> [What to work on]: Arrange the part of the listing that opens with the line containing "Patent image size: (778, 928)." and closes with the line containing "The detection pin 26 is at (196, 676)." as a numbered list, with blank lines left out.

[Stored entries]
----

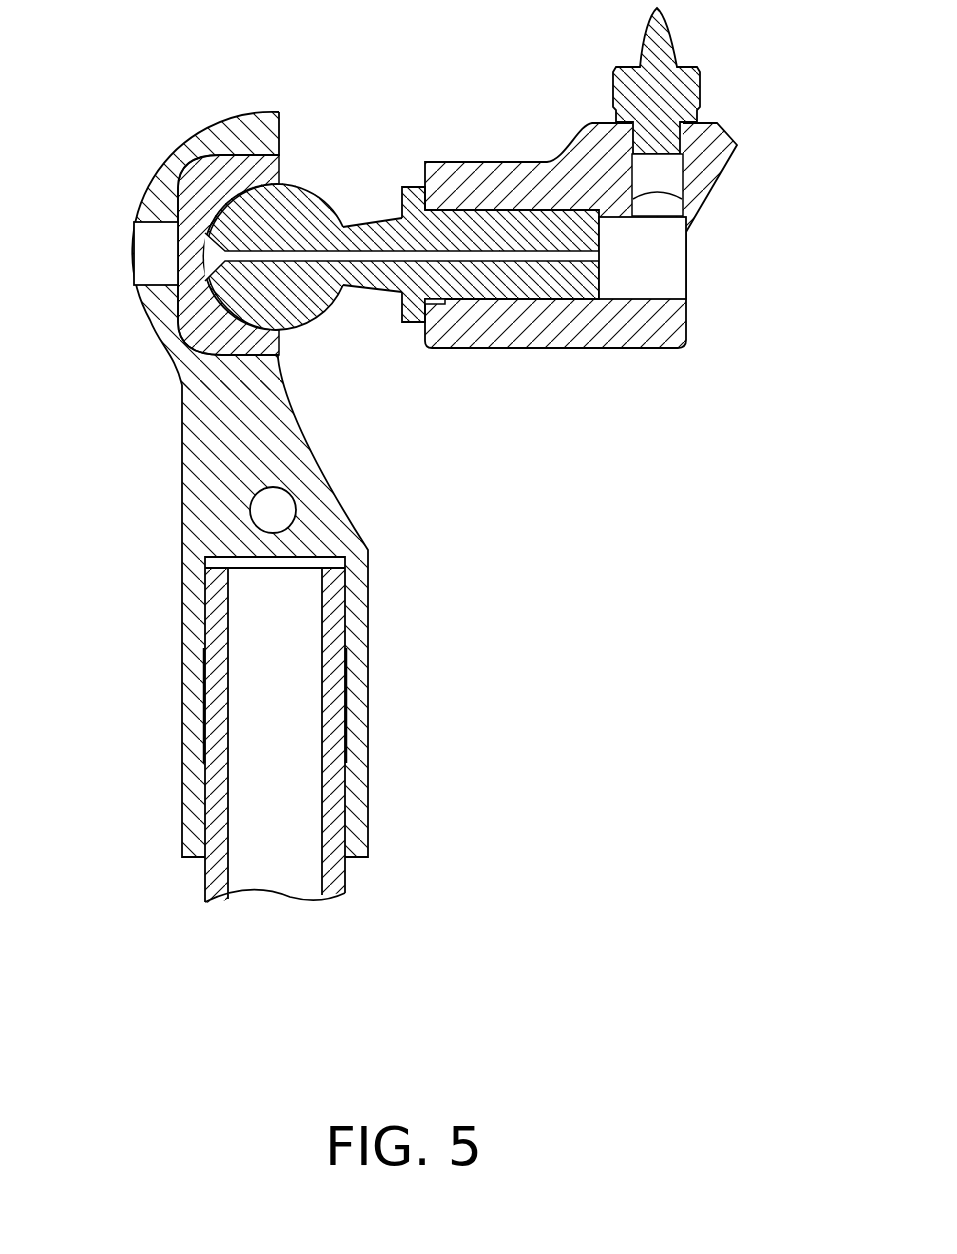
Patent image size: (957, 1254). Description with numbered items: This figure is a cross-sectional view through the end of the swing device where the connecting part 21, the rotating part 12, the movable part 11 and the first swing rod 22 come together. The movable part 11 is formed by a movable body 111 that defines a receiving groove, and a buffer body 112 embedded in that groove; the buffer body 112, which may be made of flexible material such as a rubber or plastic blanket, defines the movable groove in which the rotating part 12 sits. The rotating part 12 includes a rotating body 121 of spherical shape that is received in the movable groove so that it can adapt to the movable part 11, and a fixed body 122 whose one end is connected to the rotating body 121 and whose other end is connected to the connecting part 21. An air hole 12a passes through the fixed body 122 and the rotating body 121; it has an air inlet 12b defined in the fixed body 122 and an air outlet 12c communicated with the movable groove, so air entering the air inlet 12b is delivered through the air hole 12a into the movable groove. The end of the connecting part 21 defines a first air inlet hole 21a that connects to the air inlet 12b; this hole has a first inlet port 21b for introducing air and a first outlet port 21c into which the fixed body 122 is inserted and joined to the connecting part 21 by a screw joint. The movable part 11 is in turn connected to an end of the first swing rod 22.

The movable part 11 is at (70, 305).
The movable body 111 is at (223, 420).
The buffer body 112 is at (213, 335).
The rotating part 12 is at (489, 108).
The rotating body 121 is at (307, 205).
The fixed body 122 is at (445, 222).
The air hole 12a is at (362, 316).
The air inlet 12b is at (635, 279).
The air outlet 12c is at (300, 323).
The connecting part 21 is at (597, 270).
The first air inlet hole 21a is at (687, 258).
The first inlet port 21b is at (706, 112).
The first outlet port 21c is at (442, 358).
The first swing rod 22 is at (333, 823).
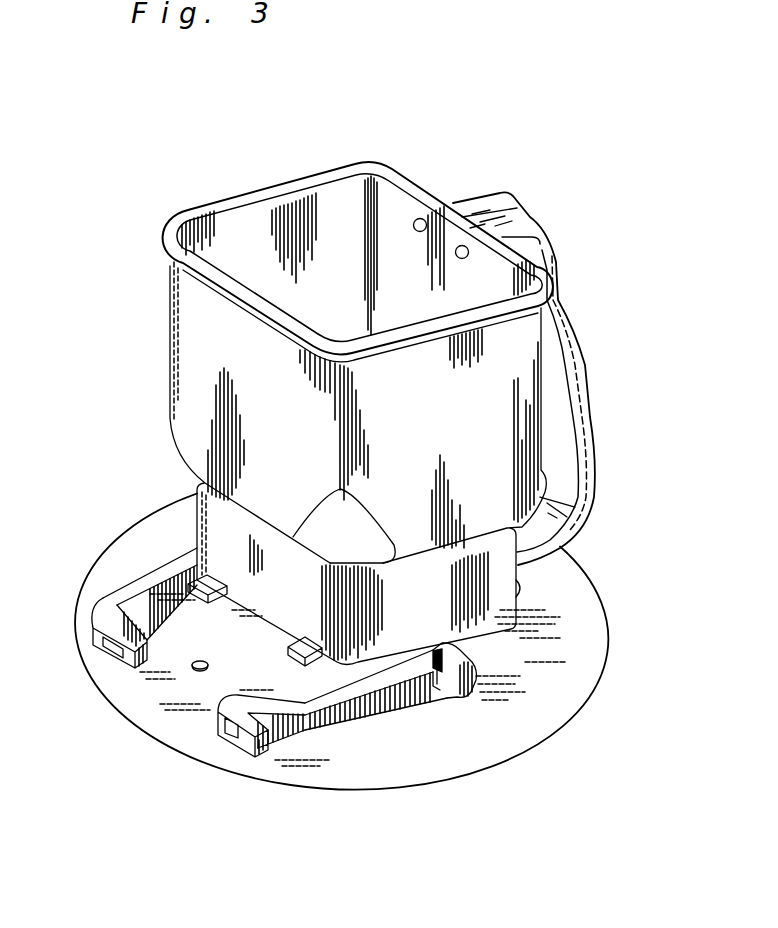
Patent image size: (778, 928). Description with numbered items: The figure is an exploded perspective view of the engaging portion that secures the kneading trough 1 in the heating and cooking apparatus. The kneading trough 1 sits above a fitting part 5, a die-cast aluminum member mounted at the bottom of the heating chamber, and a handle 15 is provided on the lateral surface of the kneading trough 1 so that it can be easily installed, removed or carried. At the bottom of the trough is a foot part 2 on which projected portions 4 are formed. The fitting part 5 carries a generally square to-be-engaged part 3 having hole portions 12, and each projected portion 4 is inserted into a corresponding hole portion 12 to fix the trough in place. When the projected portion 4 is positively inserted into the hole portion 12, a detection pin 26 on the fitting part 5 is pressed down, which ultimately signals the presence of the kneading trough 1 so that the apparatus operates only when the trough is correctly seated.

The kneading trough 1 is at (168, 347).
The foot part 2 is at (197, 530).
The to-be-engaged part 3 is at (423, 698).
The projected portion 4 is at (288, 652).
The fitting part 5 is at (378, 770).
The hole portion 12 is at (230, 728).
The handle 15 is at (580, 358).
The detection pin 26 is at (196, 676).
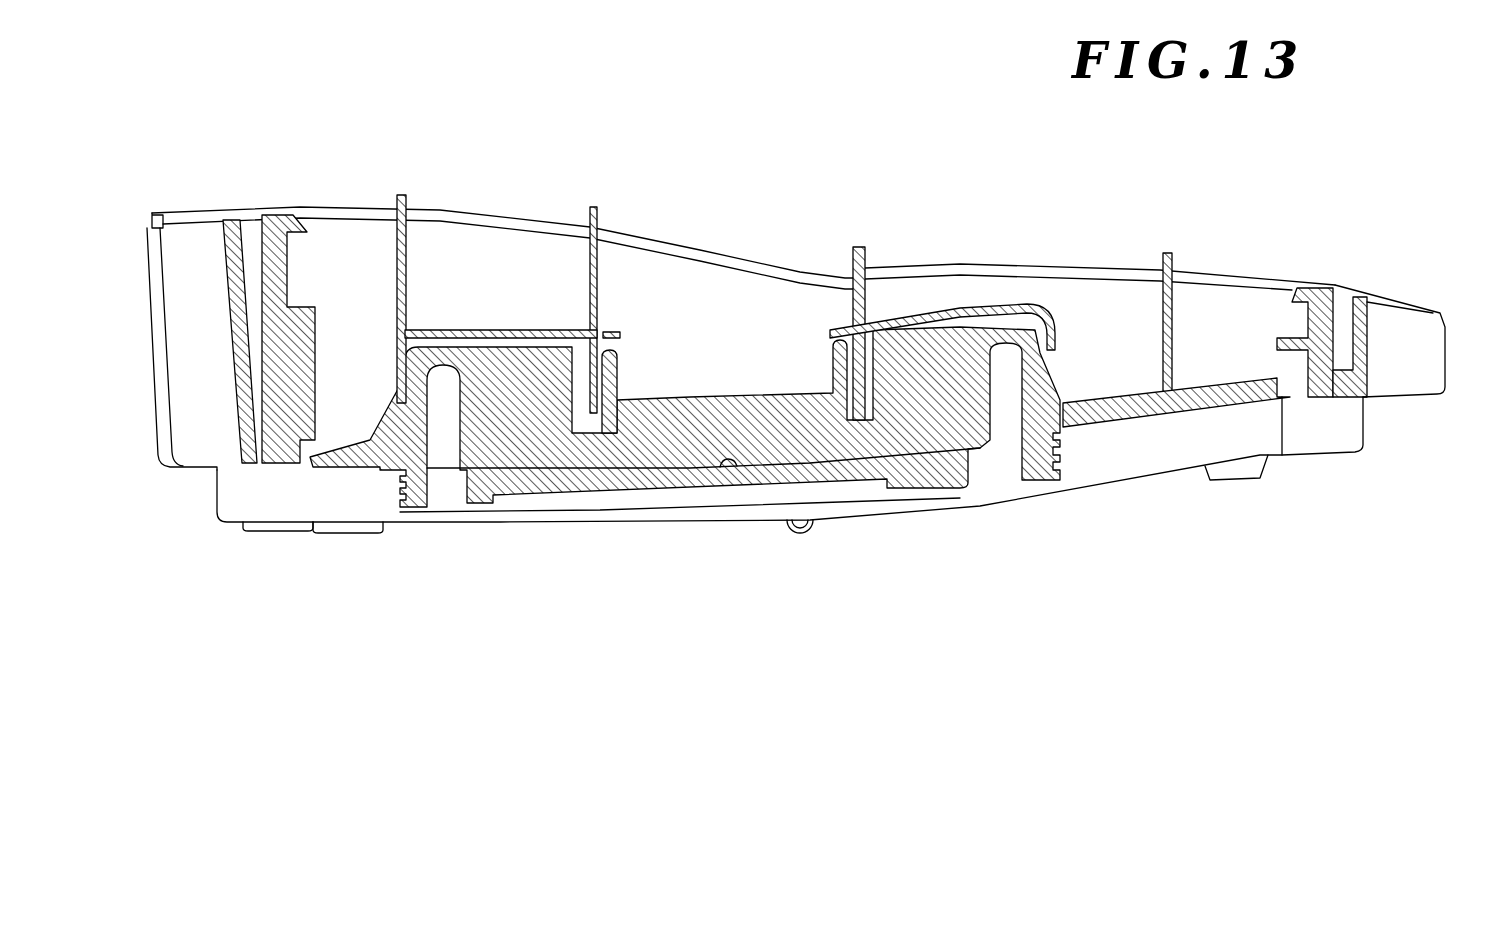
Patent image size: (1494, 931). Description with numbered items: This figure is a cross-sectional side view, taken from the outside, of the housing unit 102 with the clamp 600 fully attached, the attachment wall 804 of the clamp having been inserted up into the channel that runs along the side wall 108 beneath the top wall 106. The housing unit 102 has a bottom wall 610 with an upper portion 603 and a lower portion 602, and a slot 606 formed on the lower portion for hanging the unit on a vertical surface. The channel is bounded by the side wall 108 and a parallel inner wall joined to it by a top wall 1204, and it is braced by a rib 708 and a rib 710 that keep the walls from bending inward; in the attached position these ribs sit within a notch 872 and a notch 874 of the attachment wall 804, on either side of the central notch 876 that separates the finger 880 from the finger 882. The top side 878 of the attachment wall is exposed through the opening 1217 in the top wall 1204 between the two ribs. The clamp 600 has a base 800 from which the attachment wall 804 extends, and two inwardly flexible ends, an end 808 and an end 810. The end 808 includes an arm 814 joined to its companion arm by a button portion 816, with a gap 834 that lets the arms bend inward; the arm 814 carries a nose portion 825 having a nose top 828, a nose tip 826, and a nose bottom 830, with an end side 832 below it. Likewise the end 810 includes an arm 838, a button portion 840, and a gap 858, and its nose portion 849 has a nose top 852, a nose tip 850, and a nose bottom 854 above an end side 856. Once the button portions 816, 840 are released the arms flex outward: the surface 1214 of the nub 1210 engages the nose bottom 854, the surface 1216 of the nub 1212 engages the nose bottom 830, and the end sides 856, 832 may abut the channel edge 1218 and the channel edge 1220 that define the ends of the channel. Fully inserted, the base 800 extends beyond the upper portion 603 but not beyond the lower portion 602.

The housing unit 102 is at (1443, 343).
The top wall 106 is at (362, 215).
The side wall 108 is at (322, 245).
The clamp 600 is at (527, 493).
The lower portion 602 is at (490, 518).
The upper portion 603 is at (432, 455).
The slot 606 is at (323, 533).
The bottom wall 610 is at (1323, 457).
The rib 708 is at (585, 352).
The rib 710 is at (850, 330).
The base 800 is at (570, 487).
The attachment wall 804 is at (727, 392).
The end 808 is at (1140, 502).
The end 810 is at (390, 562).
The arm 814 is at (410, 370).
The button portion 816 is at (400, 490).
The nose portion 825 is at (384, 392).
The nose tip 826 is at (372, 438).
The nose top 828 is at (360, 400).
The nose bottom 830 is at (378, 458).
The end side 832 is at (313, 458).
The gap 834 is at (452, 455).
The arm 838 is at (1058, 395).
The button portion 840 is at (1060, 460).
The nose portion 849 is at (1042, 385).
The nose tip 850 is at (1070, 403).
The nose top 852 is at (1062, 393).
The nose bottom 854 is at (1167, 400).
The end side 856 is at (1067, 420).
The gap 858 is at (1000, 430).
The notch 872 is at (590, 417).
The notch 874 is at (870, 405).
The notch 876 is at (653, 393).
The top side 878 is at (702, 395).
The finger 880 is at (598, 355).
The finger 882 is at (843, 340).
The top wall 1204 is at (497, 333).
The nub 1210 is at (1067, 417).
The nub 1212 is at (375, 447).
The surface 1214 is at (1073, 410).
The surface 1216 is at (372, 443).
The opening 1217 is at (637, 385).
The channel edge 1218 is at (1057, 447).
The channel edge 1220 is at (385, 482).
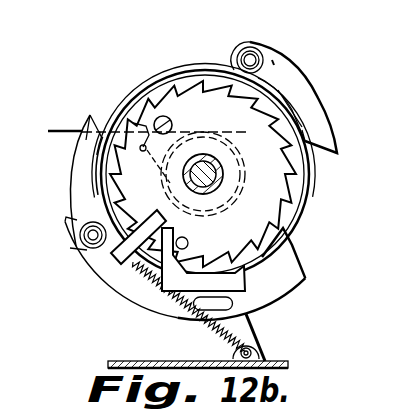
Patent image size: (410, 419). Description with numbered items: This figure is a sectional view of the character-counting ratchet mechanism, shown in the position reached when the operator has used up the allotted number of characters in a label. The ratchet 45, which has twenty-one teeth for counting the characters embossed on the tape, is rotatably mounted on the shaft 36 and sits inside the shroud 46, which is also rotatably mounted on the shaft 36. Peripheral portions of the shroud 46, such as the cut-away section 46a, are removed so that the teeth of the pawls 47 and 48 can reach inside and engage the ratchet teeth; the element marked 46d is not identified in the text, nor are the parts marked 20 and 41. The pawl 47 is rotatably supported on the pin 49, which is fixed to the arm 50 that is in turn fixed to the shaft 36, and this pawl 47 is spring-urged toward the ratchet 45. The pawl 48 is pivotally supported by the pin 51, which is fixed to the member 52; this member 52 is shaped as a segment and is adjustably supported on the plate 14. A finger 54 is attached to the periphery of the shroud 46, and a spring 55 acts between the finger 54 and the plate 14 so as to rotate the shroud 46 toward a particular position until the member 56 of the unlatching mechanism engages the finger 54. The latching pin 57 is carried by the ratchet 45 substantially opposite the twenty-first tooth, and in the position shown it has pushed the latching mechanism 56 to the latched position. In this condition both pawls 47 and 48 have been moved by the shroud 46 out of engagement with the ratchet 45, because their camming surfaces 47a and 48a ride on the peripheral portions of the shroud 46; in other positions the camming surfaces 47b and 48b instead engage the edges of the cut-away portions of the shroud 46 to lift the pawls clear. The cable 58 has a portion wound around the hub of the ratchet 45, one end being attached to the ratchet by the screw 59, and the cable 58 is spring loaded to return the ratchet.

The plate 14 is at (110, 362).
The frame 20 is at (336, 411).
The shaft 36 is at (218, 189).
The ratchet wheel 41 is at (252, 227).
The ratchet 45 is at (188, 246).
The shroud 46 is at (228, 141).
The cut-away section of shroud periphery 46a is at (311, 197).
The ring flange 46d is at (137, 88).
The pawl 47 is at (315, 112).
The camming surface 47a is at (281, 101).
The camming surface 47b is at (324, 152).
The pawl 48 is at (60, 154).
The camming surface 48a is at (95, 178).
The camming surface 48b is at (90, 104).
The pin 49 is at (259, 48).
The arm 50 is at (255, 57).
The pin 51 is at (88, 238).
The member 52 is at (125, 283).
The finger 54 is at (140, 243).
The spring 55 is at (251, 345).
The member of the unlatching mechanism 56 is at (260, 316).
The latching pin 57 is at (225, 287).
The cable 58 is at (66, 130).
The screw 59 is at (158, 115).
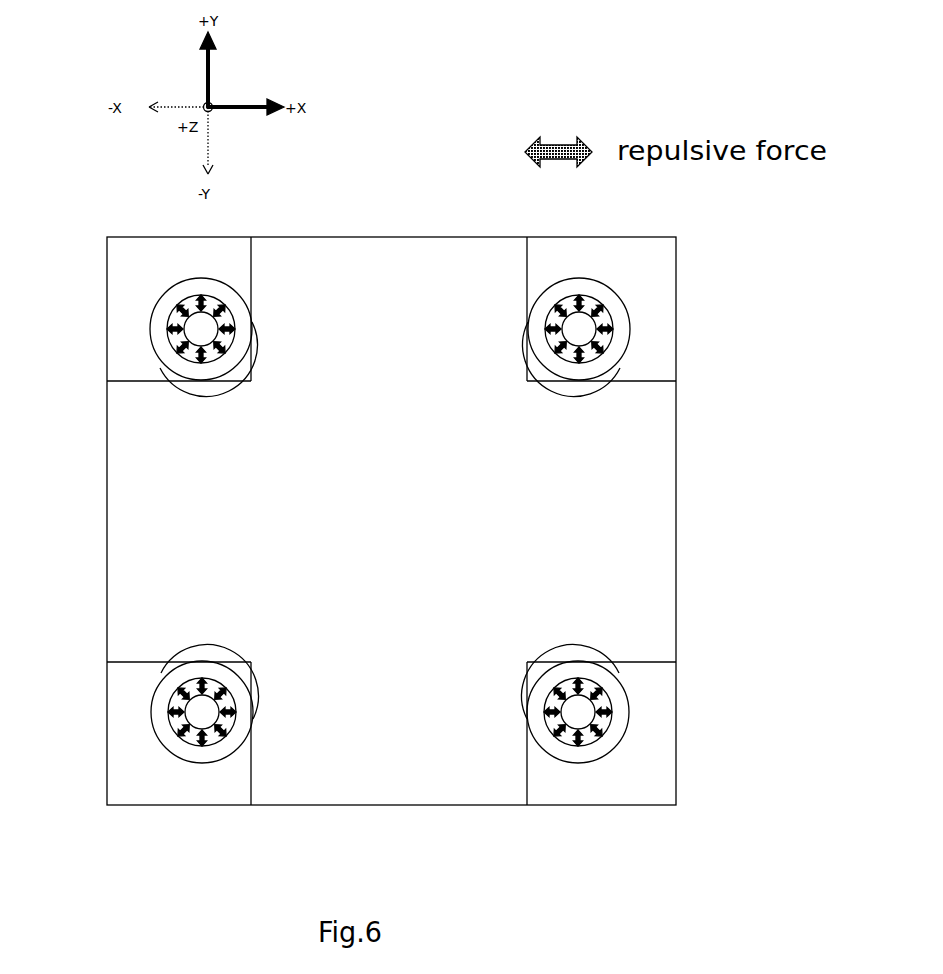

----

> [Output of the exercise]:
1. Patent image size: (778, 928). Description with numbered items: The figure is an exploded perspective view of the engaging portion that secures the kneading trough 1 in the heating and cooking apparatus. The kneading trough 1 sits above a fitting part 5, a die-cast aluminum member mounted at the bottom of the heating chamber, and a handle 15 is provided on the lateral surface of the kneading trough 1 so that it can be easily installed, removed or carried. At the bottom of the trough is a foot part 2 on which projected portions 4 are formed. The fitting part 5 carries a generally square to-be-engaged part 3 having hole portions 12, and each projected portion 4 is inserted into a corresponding hole portion 12 to fix the trough in place. When the projected portion 4 is positively inserted into the hole portion 12, a detection pin 26 on the fitting part 5 is pressed down, which ultimately signals the presence of the kneading trough 1 so that the apparatus operates only when the trough is correctly seated.
2. The kneading trough 1 is at (168, 347).
3. The foot part 2 is at (197, 530).
4. The to-be-engaged part 3 is at (423, 698).
5. The projected portion 4 is at (288, 652).
6. The fitting part 5 is at (378, 770).
7. The hole portion 12 is at (230, 728).
8. The handle 15 is at (580, 358).
9. The detection pin 26 is at (196, 676).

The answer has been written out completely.